— Aim A —
Print the following lines of the entries below verbatim, starting at the first line of the entries and ending at the line that contains "- heatmap-cell: [153, 139, 158, 144]", with both of those lines included.

— Selected excerpt —

──────

A method is capable of detecting and mitigating failure conditions associated with gateway devices. According to an exemplary embodiment, the method includes receiving a first announcement regarding service associated with operation of a gateway device (440), determining a classification of the first announcement (510), initializing a timing interval based on the classification of the first announcement (520), and providing an error message if a second announcement of a same classification as the first announcement is not received before the timing interval expires (530). The gateway device is considered to be operating properly if the second announcement of the same classification as the first announcement is received before the timing interval expires.

Description

MECHANISMS FOR FAILURE DETECTION AND MITIGATION IN A
GATEWAY DEVICE
CROSS REFERENCE TO RELATED APPLICATION
This application claims the benefit under 35 U.S.C.§ 119 of a provisional application 60/925,792 filed in the United States on April 23, 2007.
BACKGROUND OF THE INVENTION Field of the Invention
The present embodiments generally relate to gateway devices that may be used to provide services for multi-dwelling units (MDUs), and more particularly, to mechanisms for detecting and mitigating failure conditions associated with such gateway devices.
Background Information
Systems for providing services such as satellite television service have been deployed that utilize a structure that is complementary to the needs of multi-user operation in a single location such as multiple dwelling buildings or apartments. The arrangement of the system used for an installation such as an MDU installation often includes client devices connected through a local network to a central device, or gateway device, that is connected to the service provider's network. Failures within a given gateway device due to hardware or software may occur and result in degradation of system performance and service calls from users.
One approach to detecting and mitigating software module failures within a given gateway device involves the use of watchdog monitors. Such watchdog monitors may be, for example, set on a per-thread basis to monitor one or more threads of execution and to indicate thread failure (i.e., micro- level failure detection). In many cases, more complex software modules are comprised of multiple threads of execution as well as third-party object modules that are not monitored, and that may also use the services of a transmission control protocol/internet protocol (TCP/IP) stack. In these more complex modules, the per-thread watchdog monitor approach may not be sufficient to detect a failure of the overall software module or loss of software function point(s).
Accordingly, there is a need for improved mechanisms for detecting and mitigating failure conditions associated with gateway devices. The present embodiments described herein address this and/or other issues and provides a macro-level capability to detect hardware and software module failures across one or more gateway devices.

──────

(Listings of elements and regions)

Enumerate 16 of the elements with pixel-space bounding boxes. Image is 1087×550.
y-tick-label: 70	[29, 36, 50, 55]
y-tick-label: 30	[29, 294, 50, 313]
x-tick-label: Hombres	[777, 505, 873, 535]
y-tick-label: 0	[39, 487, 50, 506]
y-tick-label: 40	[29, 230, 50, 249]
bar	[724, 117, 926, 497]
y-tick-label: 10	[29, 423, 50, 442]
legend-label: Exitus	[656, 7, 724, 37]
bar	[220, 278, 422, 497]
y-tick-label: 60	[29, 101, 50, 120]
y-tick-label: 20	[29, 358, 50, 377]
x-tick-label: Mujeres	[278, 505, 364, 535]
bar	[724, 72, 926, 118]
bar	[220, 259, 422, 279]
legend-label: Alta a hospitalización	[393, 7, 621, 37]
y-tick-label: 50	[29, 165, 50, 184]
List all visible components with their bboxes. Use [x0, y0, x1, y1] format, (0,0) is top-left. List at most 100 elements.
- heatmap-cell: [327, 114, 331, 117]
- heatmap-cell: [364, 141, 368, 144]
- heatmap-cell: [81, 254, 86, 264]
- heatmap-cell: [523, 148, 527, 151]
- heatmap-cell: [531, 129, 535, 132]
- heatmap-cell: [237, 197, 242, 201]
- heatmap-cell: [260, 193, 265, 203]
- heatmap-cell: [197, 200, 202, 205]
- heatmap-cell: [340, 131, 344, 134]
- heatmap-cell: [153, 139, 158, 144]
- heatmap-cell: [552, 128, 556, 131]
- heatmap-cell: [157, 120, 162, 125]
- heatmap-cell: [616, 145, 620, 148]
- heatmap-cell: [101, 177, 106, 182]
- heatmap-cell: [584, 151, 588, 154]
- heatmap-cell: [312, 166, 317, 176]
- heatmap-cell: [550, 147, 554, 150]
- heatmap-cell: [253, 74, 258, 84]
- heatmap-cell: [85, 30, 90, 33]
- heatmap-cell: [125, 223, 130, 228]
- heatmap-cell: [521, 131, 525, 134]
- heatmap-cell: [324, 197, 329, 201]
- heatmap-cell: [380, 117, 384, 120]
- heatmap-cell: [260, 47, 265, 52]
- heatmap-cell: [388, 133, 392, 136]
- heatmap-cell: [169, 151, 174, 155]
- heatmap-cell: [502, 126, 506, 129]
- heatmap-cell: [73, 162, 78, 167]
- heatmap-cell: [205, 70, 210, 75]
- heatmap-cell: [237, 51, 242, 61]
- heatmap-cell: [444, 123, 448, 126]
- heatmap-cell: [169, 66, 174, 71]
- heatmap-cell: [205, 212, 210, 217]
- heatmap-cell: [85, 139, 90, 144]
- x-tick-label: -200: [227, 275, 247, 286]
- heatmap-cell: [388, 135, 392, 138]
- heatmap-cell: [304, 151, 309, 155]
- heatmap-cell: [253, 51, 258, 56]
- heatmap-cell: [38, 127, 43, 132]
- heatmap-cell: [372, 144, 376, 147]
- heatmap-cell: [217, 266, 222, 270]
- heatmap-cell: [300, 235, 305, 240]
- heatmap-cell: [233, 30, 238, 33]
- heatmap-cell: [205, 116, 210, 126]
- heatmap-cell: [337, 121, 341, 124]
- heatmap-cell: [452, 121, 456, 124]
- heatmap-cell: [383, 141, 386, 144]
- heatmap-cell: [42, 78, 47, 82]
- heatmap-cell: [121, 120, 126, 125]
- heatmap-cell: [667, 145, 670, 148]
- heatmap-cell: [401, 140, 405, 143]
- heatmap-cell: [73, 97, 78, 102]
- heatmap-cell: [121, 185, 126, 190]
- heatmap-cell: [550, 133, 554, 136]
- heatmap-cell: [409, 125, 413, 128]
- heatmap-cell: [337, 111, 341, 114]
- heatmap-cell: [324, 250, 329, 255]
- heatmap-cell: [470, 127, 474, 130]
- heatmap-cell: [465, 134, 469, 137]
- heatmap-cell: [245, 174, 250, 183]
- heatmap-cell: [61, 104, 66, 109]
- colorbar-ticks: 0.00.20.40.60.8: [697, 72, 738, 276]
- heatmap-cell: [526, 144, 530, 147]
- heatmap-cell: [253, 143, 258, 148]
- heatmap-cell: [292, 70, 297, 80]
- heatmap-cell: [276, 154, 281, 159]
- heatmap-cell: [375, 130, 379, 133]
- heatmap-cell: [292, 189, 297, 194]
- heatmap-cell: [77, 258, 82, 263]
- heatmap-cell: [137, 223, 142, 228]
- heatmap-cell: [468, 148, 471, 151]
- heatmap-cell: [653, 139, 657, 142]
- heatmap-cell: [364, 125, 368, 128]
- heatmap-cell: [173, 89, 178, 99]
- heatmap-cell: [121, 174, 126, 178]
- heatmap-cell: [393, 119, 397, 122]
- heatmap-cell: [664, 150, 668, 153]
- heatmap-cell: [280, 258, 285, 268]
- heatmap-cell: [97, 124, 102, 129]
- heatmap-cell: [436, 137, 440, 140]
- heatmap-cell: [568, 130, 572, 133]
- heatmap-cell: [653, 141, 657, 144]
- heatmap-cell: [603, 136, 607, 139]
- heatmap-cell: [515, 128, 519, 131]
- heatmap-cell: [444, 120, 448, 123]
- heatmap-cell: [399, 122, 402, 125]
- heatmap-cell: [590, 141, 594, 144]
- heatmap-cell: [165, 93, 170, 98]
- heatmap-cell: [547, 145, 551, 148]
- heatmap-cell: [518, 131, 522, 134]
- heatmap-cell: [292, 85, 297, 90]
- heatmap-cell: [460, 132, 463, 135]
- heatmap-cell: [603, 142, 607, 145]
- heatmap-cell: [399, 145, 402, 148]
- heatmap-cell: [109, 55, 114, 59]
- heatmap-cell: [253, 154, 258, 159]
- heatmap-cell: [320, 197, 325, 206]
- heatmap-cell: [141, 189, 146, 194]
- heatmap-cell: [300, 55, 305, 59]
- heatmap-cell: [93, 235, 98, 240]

──────

— Aim B —
From the text on gateway failure detection above, output the passage verbatim, starting at "Accordingly, there is" and ending at "more gateway devices.".

— Written response A —
Enumerate 16 of the elements with pixel-space bounding boxes. Image is 1087×550.
y-tick-label: 70	[29, 36, 50, 55]
y-tick-label: 30	[29, 294, 50, 313]
x-tick-label: Hombres	[777, 505, 873, 535]
y-tick-label: 0	[39, 487, 50, 506]
y-tick-label: 40	[29, 230, 50, 249]
bar	[724, 117, 926, 497]
y-tick-label: 10	[29, 423, 50, 442]
legend-label: Exitus	[656, 7, 724, 37]
bar	[220, 278, 422, 497]
y-tick-label: 60	[29, 101, 50, 120]
y-tick-label: 20	[29, 358, 50, 377]
x-tick-label: Mujeres	[278, 505, 364, 535]
bar	[724, 72, 926, 118]
bar	[220, 259, 422, 279]
legend-label: Alta a hospitalización	[393, 7, 621, 37]
y-tick-label: 50	[29, 165, 50, 184]
List all visible components with their bboxes. Use [x0, y0, x1, y1] format, (0,0) is top-left. List at most 100 elements.
- heatmap-cell: [327, 114, 331, 117]
- heatmap-cell: [364, 141, 368, 144]
- heatmap-cell: [81, 254, 86, 264]
- heatmap-cell: [523, 148, 527, 151]
- heatmap-cell: [531, 129, 535, 132]
- heatmap-cell: [237, 197, 242, 201]
- heatmap-cell: [260, 193, 265, 203]
- heatmap-cell: [197, 200, 202, 205]
- heatmap-cell: [340, 131, 344, 134]
- heatmap-cell: [153, 139, 158, 144]

— Written response B —
Accordingly, there is a need for improved mechanisms for detecting and mitigating failure conditions associated with gateway devices. The present embodiments described herein address this and/or other issues and provides a macro-level capability to detect hardware and software module failures across one or more gateway devices.